## Start The data

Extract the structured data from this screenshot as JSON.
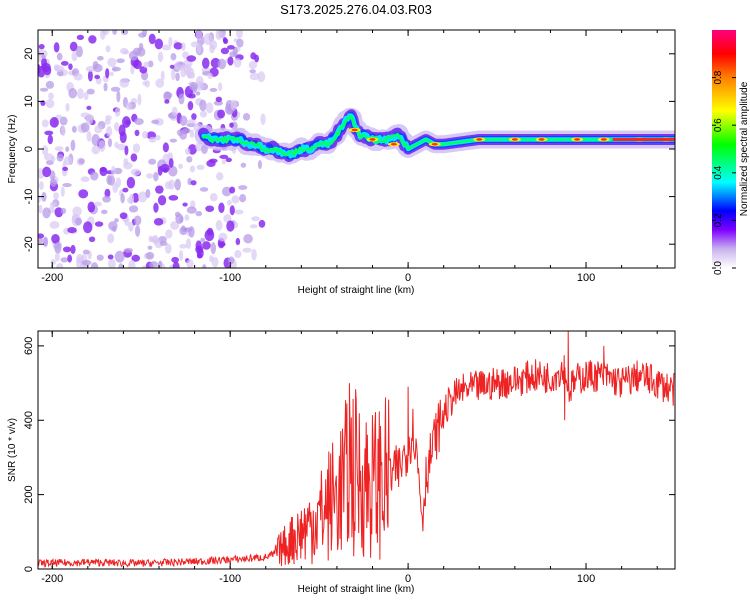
{
  "figure": {
    "title": "S173.2025.276.04.03.R03"
  },
  "chart_data": [
    {
      "type": "heatmap",
      "title": "S173.2025.276.04.03.R03",
      "xlabel": "Height of straight line (km)",
      "ylabel": "Frequency (Hz)",
      "xlim": [
        -208,
        150
      ],
      "ylim": [
        -25,
        25
      ],
      "x_ticks": [
        -200,
        -100,
        0,
        100
      ],
      "y_ticks": [
        -20,
        -10,
        0,
        10,
        20
      ],
      "x_tick_labels": [
        "-200",
        "-100",
        "0",
        "100"
      ],
      "y_tick_labels": [
        "-20",
        "-10",
        "0",
        "10",
        "20"
      ],
      "grid": false,
      "colorbar": {
        "label": "Normalized spectral amplitude",
        "range": [
          0,
          1
        ],
        "ticks": [
          0.0,
          0.2,
          0.4,
          0.6,
          0.8
        ],
        "tick_labels": [
          "0.0",
          "0.2",
          "0.4",
          "0.6",
          "0.8"
        ],
        "colors": [
          "#ffffff",
          "#c9b3ee",
          "#7f00ff",
          "#0000ff",
          "#00ffff",
          "#00ff00",
          "#ffff00",
          "#ff8000",
          "#ff0000",
          "#ff0080"
        ]
      },
      "ridge_line": {
        "description_values": "Dominant frequency (Hz) versus height (km)",
        "x": [
          -115,
          -110,
          -100,
          -95,
          -90,
          -85,
          -80,
          -75,
          -70,
          -65,
          -60,
          -55,
          -50,
          -45,
          -40,
          -35,
          -32,
          -30,
          -27,
          -25,
          -20,
          -15,
          -10,
          -5,
          0,
          5,
          10,
          15,
          20,
          40,
          60,
          80,
          100,
          120,
          150
        ],
        "y": [
          3,
          2,
          2,
          2,
          1,
          1,
          0,
          0,
          -1,
          -1,
          0,
          0,
          1,
          1,
          3,
          6,
          7,
          5,
          3,
          3,
          2,
          2,
          2,
          3,
          0,
          1,
          2,
          1,
          1,
          2,
          2,
          2,
          2,
          2,
          2
        ]
      },
      "noise_region_x": [
        -208,
        -80
      ]
    },
    {
      "type": "line",
      "xlabel": "Height of straight line (km)",
      "ylabel": "SNR (10 * v/v)",
      "xlim": [
        -208,
        150
      ],
      "ylim": [
        0,
        640
      ],
      "x_ticks": [
        -200,
        -100,
        0,
        100
      ],
      "y_ticks": [
        0,
        200,
        400,
        600
      ],
      "x_tick_labels": [
        "-200",
        "-100",
        "0",
        "100"
      ],
      "y_tick_labels": [
        "0",
        "200",
        "400",
        "600"
      ],
      "grid": false,
      "series": [
        {
          "name": "SNR",
          "color": "#ee2222",
          "x": [
            -208,
            -180,
            -150,
            -120,
            -100,
            -90,
            -80,
            -75,
            -70,
            -65,
            -60,
            -55,
            -50,
            -45,
            -40,
            -35,
            -33,
            -30,
            -25,
            -20,
            -15,
            -10,
            -5,
            0,
            3,
            5,
            7,
            8,
            10,
            15,
            20,
            25,
            30,
            40,
            50,
            60,
            70,
            80,
            85,
            88,
            90,
            95,
            100,
            110,
            120,
            130,
            140,
            150
          ],
          "y": [
            15,
            18,
            15,
            20,
            25,
            28,
            32,
            40,
            60,
            80,
            100,
            120,
            140,
            170,
            200,
            240,
            270,
            260,
            240,
            230,
            240,
            250,
            270,
            330,
            380,
            300,
            200,
            140,
            250,
            350,
            420,
            460,
            480,
            490,
            500,
            505,
            520,
            515,
            530,
            545,
            480,
            510,
            520,
            520,
            500,
            520,
            500,
            480
          ]
        }
      ],
      "spikes": {
        "x": [
          -33,
          0,
          -65,
          88,
          90,
          110
        ],
        "y": [
          500,
          490,
          140,
          400,
          640,
          600
        ]
      }
    }
  ]
}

## End The data

▶ Task prompt: Find the string "ylabel" in the listing and return every line that holds it.

▶ Task solution:
      "ylabel": "Frequency (Hz)",
      "ylabel": "SNR (10 * v/v)",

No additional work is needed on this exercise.